╭─ Stored records
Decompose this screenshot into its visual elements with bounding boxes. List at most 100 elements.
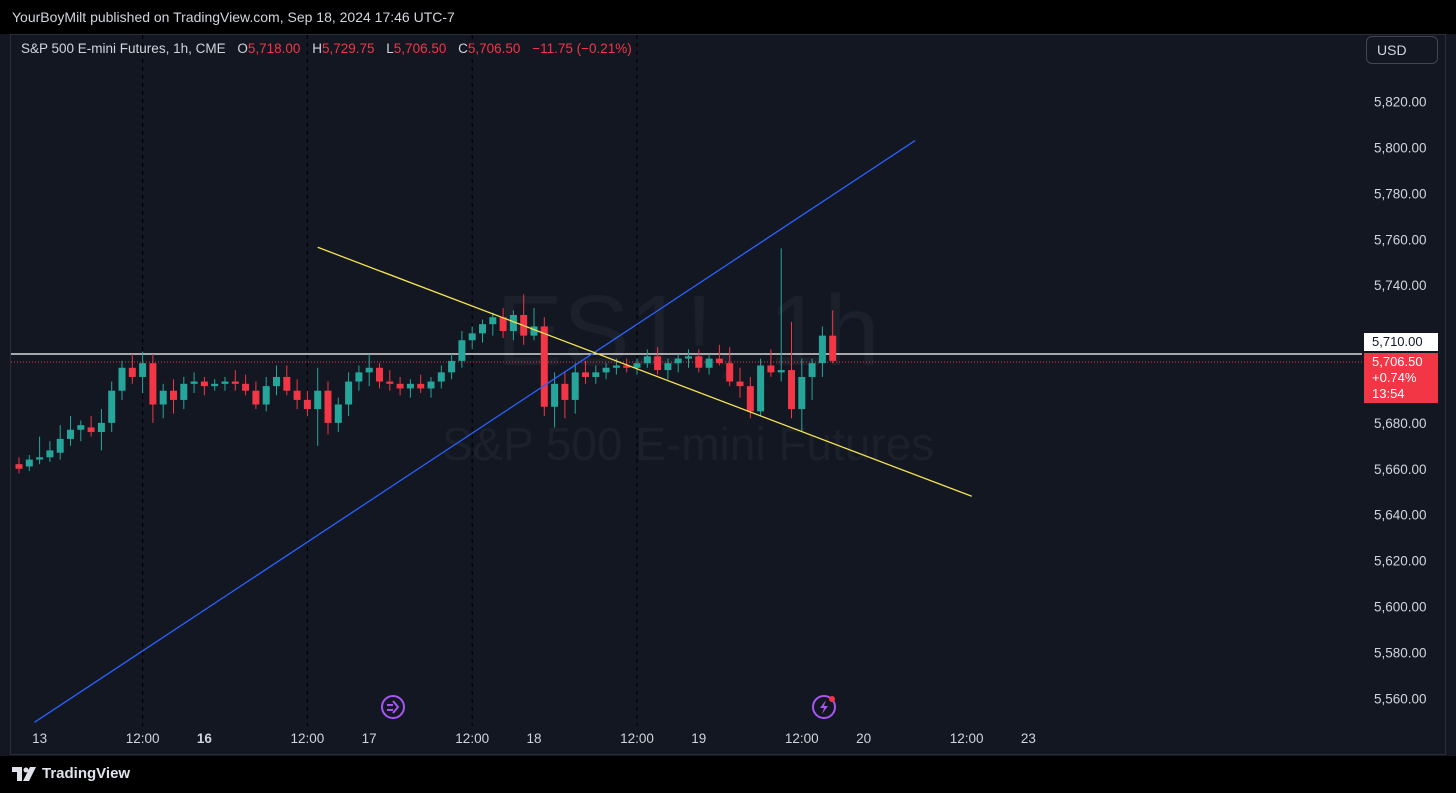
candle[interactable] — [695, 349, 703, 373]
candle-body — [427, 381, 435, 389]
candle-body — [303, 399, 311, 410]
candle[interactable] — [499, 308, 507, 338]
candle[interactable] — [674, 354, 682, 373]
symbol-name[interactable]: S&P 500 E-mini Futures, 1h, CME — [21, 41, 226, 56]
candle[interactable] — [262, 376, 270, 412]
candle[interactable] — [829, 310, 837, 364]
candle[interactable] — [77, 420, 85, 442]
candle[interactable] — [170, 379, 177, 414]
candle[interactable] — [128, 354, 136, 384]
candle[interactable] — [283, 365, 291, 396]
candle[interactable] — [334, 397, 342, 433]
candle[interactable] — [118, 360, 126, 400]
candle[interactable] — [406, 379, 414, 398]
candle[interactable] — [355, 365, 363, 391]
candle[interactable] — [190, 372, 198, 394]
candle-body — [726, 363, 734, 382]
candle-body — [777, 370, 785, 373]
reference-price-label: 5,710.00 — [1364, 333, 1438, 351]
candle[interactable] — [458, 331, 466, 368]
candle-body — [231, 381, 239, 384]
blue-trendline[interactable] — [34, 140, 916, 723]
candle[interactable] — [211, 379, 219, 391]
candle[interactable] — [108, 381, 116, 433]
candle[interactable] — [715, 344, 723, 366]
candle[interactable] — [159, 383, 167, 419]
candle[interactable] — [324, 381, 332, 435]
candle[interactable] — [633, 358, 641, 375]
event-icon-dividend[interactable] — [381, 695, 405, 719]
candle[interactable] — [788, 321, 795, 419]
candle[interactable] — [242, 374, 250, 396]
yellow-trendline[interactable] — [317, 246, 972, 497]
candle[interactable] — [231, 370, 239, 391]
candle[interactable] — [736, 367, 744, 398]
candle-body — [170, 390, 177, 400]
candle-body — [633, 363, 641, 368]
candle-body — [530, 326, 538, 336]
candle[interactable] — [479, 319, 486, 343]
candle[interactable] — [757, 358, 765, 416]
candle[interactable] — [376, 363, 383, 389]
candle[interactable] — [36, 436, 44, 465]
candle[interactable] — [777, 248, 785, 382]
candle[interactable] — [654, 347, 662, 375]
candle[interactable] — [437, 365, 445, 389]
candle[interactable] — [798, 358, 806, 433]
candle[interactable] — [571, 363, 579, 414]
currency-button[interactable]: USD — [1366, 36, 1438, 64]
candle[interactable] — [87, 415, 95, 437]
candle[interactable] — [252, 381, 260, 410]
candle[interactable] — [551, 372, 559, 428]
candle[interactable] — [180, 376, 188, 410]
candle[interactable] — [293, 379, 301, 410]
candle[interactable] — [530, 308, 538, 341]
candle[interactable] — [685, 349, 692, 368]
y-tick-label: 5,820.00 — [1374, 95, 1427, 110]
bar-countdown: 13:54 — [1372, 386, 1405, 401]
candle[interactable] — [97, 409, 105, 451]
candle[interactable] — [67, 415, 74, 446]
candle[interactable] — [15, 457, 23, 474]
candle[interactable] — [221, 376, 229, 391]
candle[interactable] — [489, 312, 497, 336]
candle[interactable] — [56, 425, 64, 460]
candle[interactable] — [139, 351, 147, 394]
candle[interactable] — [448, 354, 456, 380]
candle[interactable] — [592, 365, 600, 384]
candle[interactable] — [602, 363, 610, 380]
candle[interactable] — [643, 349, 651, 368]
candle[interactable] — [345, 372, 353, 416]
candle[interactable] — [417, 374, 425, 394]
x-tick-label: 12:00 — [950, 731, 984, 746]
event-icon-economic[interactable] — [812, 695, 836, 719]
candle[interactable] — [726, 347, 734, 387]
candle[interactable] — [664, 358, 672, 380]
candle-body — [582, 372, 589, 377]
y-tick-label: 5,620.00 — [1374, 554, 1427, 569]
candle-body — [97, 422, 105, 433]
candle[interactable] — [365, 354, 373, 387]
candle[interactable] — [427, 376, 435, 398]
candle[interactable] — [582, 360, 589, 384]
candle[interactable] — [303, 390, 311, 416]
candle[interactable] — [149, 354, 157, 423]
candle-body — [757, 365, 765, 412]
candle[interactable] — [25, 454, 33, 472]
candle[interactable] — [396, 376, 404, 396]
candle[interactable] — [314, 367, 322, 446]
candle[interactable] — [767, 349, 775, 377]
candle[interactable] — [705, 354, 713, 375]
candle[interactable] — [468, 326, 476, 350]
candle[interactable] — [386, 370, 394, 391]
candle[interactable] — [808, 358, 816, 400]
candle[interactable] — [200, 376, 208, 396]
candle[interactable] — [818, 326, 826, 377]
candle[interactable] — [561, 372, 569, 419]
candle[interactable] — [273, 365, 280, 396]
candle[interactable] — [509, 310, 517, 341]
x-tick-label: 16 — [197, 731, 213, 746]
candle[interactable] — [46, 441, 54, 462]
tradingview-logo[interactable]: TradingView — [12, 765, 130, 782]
╰─
Task: Reproduce the part of the data that opens with the line containing "candle[interactable] — [695, 349, 703, 373]" and closes with the line containing "reference-price-label: 5,710.00 —", switching "candle-body" to "candle-fill" wherever it occurs and leaving everything else unchanged.

Full solution:
candle[interactable] — [695, 349, 703, 373]
candle-fill — [427, 381, 435, 389]
candle-fill — [303, 399, 311, 410]
candle[interactable] — [499, 308, 507, 338]
candle[interactable] — [674, 354, 682, 373]
symbol-name[interactable]: S&P 500 E-mini Futures, 1h, CME — [21, 41, 226, 56]
candle[interactable] — [262, 376, 270, 412]
candle[interactable] — [829, 310, 837, 364]
candle[interactable] — [77, 420, 85, 442]
candle[interactable] — [170, 379, 177, 414]
candle[interactable] — [128, 354, 136, 384]
candle[interactable] — [283, 365, 291, 396]
candle[interactable] — [334, 397, 342, 433]
candle[interactable] — [118, 360, 126, 400]
candle[interactable] — [406, 379, 414, 398]
candle[interactable] — [355, 365, 363, 391]
candle[interactable] — [190, 372, 198, 394]
candle-fill — [726, 363, 734, 382]
candle-fill — [777, 370, 785, 373]
reference-price-label: 5,710.00 — [1364, 333, 1438, 351]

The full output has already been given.